# start of Record excerpts
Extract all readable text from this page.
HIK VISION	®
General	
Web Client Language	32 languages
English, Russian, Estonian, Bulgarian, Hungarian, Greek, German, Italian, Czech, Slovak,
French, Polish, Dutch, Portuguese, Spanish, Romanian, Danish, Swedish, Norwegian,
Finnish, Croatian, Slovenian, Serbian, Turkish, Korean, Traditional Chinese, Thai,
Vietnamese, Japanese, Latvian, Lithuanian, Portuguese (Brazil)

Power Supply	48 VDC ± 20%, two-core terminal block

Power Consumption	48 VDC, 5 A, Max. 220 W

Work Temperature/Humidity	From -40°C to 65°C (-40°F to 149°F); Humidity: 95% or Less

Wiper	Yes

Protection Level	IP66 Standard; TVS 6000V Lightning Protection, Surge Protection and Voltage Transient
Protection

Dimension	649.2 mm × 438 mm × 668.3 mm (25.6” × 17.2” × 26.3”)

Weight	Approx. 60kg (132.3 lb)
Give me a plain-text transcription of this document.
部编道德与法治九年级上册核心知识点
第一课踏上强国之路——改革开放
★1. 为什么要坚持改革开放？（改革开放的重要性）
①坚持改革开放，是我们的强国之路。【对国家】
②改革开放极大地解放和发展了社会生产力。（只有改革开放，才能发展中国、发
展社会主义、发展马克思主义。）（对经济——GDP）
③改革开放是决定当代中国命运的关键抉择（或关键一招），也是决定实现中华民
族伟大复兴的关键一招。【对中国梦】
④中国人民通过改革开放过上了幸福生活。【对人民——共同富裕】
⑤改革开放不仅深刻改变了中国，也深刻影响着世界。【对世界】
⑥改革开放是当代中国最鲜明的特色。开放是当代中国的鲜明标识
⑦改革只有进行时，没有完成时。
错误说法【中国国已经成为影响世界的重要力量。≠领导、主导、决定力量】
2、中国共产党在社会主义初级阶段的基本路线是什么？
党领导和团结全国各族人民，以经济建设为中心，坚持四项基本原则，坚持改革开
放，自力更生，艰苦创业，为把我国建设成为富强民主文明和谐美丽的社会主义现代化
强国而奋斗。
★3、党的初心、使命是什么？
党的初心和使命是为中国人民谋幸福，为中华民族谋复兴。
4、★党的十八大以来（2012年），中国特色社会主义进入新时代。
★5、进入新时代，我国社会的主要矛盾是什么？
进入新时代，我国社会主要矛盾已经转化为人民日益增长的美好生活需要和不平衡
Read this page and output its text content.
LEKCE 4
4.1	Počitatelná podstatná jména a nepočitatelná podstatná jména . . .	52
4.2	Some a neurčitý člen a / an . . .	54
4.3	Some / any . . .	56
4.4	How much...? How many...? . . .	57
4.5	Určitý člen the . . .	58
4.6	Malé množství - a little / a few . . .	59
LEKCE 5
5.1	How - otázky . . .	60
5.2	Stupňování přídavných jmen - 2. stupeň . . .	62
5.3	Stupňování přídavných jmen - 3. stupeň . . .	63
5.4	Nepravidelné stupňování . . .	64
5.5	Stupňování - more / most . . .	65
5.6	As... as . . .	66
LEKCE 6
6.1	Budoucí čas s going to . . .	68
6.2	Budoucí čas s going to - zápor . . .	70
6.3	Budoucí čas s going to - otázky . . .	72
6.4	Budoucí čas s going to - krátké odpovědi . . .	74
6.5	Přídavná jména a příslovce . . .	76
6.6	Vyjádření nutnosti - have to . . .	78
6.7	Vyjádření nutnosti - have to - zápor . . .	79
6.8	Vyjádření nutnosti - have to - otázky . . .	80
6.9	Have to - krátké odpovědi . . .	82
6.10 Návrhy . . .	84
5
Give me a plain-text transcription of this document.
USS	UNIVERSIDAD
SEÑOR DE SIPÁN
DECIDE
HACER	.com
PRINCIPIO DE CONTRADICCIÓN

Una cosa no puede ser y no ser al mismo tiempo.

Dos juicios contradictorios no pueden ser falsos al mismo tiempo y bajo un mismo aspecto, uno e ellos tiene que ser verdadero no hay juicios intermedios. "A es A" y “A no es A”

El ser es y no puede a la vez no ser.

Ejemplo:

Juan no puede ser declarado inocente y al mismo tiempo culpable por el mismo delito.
# end of Record excerpts
> **What to work on**:
Count the lines that hold the string "stupeň", and reply with that number alone.

> **Worked solution**:
2